- _WHAT YOU WILL DO_
Return nothing but the lines from the line containing "Type out the text in this image." through the last line of the records, reproduced exactly.

- _SOURCE MATERIAL_
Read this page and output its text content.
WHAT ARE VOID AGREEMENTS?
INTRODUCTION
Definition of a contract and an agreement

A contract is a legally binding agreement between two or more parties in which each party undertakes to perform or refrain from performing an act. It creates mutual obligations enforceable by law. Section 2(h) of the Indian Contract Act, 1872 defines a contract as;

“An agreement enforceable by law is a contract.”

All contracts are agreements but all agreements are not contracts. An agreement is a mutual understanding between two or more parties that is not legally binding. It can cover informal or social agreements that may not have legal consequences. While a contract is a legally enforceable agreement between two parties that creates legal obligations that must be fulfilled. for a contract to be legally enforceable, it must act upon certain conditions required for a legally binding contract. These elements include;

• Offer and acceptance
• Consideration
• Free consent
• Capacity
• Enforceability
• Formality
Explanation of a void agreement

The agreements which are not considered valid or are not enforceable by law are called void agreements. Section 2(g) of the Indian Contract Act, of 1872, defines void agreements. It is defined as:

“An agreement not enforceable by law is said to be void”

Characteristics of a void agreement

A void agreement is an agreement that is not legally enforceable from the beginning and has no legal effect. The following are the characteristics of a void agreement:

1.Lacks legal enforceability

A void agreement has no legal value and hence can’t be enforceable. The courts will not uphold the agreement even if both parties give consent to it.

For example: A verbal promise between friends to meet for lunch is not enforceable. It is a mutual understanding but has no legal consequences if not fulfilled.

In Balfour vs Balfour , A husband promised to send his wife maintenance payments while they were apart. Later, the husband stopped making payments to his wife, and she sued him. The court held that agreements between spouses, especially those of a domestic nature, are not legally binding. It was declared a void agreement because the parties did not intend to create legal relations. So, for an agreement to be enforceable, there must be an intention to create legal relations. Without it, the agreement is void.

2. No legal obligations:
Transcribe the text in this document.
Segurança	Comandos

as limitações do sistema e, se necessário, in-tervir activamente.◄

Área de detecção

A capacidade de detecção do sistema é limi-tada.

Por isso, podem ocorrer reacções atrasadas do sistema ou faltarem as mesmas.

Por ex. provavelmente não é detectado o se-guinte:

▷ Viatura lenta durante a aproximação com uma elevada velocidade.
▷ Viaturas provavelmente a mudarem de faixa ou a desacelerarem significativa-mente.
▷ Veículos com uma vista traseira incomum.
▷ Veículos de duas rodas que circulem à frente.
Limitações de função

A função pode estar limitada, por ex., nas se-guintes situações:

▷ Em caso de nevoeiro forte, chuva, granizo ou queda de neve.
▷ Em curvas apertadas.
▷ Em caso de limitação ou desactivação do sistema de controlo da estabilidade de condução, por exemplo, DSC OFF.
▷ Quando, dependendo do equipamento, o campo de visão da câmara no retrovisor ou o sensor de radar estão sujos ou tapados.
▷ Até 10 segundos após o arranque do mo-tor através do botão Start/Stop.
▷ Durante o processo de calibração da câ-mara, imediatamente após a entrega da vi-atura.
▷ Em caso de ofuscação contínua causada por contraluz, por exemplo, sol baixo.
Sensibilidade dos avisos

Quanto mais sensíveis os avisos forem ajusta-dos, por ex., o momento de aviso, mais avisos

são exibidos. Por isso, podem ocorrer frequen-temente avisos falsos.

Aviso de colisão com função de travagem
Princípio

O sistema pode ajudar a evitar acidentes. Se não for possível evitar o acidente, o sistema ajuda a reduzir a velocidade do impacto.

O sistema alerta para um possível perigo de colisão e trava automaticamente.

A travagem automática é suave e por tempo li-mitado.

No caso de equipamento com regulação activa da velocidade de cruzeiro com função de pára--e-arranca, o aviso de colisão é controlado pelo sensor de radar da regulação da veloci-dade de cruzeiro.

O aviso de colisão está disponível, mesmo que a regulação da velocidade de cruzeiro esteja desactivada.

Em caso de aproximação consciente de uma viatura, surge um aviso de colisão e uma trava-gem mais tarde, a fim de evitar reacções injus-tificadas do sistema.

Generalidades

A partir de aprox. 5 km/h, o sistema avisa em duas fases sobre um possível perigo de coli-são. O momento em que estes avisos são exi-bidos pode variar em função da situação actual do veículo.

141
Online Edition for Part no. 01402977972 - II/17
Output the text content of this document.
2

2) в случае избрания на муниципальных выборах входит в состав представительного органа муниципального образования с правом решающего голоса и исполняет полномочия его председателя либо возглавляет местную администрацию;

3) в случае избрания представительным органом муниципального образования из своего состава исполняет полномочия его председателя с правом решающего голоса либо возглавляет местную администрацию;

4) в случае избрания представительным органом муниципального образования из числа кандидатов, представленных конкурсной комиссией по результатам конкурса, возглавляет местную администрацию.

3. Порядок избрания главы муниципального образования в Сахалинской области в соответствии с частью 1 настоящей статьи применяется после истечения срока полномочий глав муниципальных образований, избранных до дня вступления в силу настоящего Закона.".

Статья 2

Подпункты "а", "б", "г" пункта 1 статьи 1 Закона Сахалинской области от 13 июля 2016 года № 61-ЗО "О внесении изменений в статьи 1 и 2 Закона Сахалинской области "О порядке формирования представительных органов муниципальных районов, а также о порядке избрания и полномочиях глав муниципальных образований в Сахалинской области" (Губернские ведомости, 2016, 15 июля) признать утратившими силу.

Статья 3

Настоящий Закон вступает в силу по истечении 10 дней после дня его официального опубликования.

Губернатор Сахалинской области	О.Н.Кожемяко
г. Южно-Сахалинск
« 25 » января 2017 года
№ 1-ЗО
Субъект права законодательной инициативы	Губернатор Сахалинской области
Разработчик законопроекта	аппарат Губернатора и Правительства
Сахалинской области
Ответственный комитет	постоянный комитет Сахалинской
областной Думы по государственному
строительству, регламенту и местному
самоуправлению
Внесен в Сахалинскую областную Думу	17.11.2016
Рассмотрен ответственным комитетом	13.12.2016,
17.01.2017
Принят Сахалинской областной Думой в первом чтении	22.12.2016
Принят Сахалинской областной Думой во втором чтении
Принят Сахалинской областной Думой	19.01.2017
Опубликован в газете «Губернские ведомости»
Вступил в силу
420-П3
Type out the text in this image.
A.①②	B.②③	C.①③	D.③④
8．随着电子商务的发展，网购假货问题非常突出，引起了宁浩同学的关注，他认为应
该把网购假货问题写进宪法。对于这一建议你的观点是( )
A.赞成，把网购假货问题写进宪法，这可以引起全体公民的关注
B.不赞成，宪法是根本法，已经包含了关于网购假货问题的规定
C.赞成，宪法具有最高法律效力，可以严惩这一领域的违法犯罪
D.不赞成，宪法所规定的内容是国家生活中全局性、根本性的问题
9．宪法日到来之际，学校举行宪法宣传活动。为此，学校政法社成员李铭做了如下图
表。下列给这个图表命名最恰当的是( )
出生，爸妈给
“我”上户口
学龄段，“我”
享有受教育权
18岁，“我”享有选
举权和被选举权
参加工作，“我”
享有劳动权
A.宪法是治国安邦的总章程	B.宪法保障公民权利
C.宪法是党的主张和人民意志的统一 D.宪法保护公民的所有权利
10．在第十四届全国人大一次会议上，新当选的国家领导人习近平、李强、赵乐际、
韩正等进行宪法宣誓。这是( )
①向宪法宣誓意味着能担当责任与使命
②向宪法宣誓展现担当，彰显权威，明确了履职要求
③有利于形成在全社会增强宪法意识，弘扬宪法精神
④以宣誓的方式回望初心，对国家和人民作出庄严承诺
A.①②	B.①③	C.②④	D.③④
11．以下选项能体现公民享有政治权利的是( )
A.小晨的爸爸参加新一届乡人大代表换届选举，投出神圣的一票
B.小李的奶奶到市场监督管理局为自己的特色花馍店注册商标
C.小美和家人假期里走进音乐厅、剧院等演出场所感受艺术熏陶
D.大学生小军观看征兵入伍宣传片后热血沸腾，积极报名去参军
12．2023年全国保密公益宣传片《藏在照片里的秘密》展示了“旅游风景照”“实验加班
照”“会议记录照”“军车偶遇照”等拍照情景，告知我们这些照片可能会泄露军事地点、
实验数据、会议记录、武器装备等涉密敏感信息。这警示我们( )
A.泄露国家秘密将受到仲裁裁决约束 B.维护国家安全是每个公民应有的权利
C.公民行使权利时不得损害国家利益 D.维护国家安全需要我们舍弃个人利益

- _TASK OUTPUT_
Type out the text in this image.
A.①②	B.②③	C.①③	D.③④
8．随着电子商务的发展，网购假货问题非常突出，引起了宁浩同学的关注，他认为应
该把网购假货问题写进宪法。对于这一建议你的观点是( )
A.赞成，把网购假货问题写进宪法，这可以引起全体公民的关注
B.不赞成，宪法是根本法，已经包含了关于网购假货问题的规定
C.赞成，宪法具有最高法律效力，可以严惩这一领域的违法犯罪
D.不赞成，宪法所规定的内容是国家生活中全局性、根本性的问题
9．宪法日到来之际，学校举行宪法宣传活动。为此，学校政法社成员李铭做了如下图
表。下列给这个图表命名最恰当的是( )
出生，爸妈给
“我”上户口
学龄段，“我”
享有受教育权
18岁，“我”享有选
举权和被选举权
参加工作，“我”
享有劳动权
A.宪法是治国安邦的总章程	B.宪法保障公民权利
C.宪法是党的主张和人民意志的统一 D.宪法保护公民的所有权利
10．在第十四届全国人大一次会议上，新当选的国家领导人习近平、李强、赵乐际、
韩正等进行宪法宣誓。这是( )
①向宪法宣誓意味着能担当责任与使命
②向宪法宣誓展现担当，彰显权威，明确了履职要求
③有利于形成在全社会增强宪法意识，弘扬宪法精神
④以宣誓的方式回望初心，对国家和人民作出庄严承诺
A.①②	B.①③	C.②④	D.③④
11．以下选项能体现公民享有政治权利的是( )
A.小晨的爸爸参加新一届乡人大代表换届选举，投出神圣的一票
B.小李的奶奶到市场监督管理局为自己的特色花馍店注册商标
C.小美和家人假期里走进音乐厅、剧院等演出场所感受艺术熏陶
D.大学生小军观看征兵入伍宣传片后热血沸腾，积极报名去参军
12．2023年全国保密公益宣传片《藏在照片里的秘密》展示了“旅游风景照”“实验加班
照”“会议记录照”“军车偶遇照”等拍照情景，告知我们这些照片可能会泄露军事地点、
实验数据、会议记录、武器装备等涉密敏感信息。这警示我们( )
A.泄露国家秘密将受到仲裁裁决约束 B.维护国家安全是每个公民应有的权利
C.公民行使权利时不得损害国家利益 D.维护国家安全需要我们舍弃个人利益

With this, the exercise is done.